• STATED EXERCISE:
Reproduce the data below verbatim, from the first line up to and including the line that contains "Text: $75,000 to".

Dataset excerpt
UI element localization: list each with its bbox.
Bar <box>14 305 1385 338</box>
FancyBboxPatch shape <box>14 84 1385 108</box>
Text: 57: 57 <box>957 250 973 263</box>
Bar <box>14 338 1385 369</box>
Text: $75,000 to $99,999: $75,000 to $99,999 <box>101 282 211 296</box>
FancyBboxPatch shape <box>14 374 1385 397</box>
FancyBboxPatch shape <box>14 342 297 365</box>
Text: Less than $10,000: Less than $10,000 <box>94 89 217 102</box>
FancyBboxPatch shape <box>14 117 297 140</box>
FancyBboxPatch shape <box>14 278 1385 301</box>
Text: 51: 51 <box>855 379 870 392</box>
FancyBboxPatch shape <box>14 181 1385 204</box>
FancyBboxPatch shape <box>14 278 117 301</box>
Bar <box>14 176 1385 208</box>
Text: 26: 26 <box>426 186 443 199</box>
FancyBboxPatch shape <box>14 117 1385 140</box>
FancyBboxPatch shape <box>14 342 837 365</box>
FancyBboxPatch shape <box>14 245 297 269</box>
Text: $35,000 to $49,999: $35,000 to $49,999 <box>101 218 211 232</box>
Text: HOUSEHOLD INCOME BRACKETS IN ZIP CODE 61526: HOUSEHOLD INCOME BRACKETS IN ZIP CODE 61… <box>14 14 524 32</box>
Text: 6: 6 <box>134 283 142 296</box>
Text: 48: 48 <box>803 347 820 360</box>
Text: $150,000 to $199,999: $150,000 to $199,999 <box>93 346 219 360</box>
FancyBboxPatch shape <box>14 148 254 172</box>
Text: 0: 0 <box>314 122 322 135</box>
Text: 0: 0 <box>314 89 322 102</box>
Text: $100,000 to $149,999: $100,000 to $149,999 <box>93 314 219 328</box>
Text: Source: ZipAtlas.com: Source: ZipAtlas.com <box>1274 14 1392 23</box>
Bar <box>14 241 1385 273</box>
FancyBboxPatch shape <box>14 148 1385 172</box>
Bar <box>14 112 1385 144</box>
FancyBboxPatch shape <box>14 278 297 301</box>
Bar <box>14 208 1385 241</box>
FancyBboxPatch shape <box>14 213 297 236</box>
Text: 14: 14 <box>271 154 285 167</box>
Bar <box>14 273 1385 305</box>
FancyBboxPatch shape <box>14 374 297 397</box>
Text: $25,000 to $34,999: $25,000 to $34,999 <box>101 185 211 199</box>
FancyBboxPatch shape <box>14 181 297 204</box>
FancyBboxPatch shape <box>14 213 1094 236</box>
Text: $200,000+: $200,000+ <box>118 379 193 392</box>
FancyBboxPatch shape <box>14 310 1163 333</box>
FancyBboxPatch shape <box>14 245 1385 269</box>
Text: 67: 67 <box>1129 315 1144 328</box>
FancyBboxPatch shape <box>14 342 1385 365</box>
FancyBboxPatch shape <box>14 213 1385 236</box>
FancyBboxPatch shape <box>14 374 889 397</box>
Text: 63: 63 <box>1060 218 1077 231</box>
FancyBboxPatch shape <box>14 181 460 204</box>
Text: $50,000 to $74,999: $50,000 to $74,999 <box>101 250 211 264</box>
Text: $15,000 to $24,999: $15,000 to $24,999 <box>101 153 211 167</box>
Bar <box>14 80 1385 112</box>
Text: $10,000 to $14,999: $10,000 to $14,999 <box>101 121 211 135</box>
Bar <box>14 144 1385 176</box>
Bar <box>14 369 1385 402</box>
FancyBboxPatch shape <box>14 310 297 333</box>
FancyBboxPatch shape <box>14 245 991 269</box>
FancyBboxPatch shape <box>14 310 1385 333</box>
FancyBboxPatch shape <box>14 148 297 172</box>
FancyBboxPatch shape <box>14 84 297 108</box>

• TASK ANSWER:
UI element localization: list each with its bbox.
Bar <box>14 305 1385 338</box>
FancyBboxPatch shape <box>14 84 1385 108</box>
Text: 57: 57 <box>957 250 973 263</box>
Bar <box>14 338 1385 369</box>
Text: $75,000 to $99,999: $75,000 to $99,999 <box>101 282 211 296</box>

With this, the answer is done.